Print the whole listing exactly.

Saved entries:
━━━━━━━━━━━━━━━━━━━━━━━━━━━━━━

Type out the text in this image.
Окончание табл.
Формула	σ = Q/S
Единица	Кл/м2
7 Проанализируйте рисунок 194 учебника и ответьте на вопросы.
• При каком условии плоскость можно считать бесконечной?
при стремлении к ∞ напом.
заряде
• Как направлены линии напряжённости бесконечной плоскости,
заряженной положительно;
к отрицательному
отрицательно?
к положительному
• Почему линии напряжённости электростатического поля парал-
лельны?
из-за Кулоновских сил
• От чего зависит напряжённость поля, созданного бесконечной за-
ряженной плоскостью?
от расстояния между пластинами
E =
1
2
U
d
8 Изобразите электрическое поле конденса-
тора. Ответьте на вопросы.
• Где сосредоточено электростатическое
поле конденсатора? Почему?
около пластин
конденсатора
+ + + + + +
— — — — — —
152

━━━━━━━━━━━━━━━━━━━━━━━━━━━━━━

Answer for this exercise:
Type out the text in this image.
Окончание табл.
Формула	σ = Q/S
Единица	Кл/м2
7 Проанализируйте рисунок 194 учебника и ответьте на вопросы.
• При каком условии плоскость можно считать бесконечной?
при стремлении к ∞ напом.
заряде
• Как направлены линии напряжённости бесконечной плоскости,
заряженной положительно;
к отрицательному
отрицательно?
к положительному
• Почему линии напряжённости электростатического поля парал-
лельны?
из-за Кулоновских сил
• От чего зависит напряжённость поля, созданного бесконечной за-
ряженной плоскостью?
от расстояния между пластинами
E =
1
2
U
d
8 Изобразите электрическое поле конденса-
тора. Ответьте на вопросы.
• Где сосредоточено электростатическое
поле конденсатора? Почему?
около пластин
конденсатора
+ + + + + +
— — — — — —
152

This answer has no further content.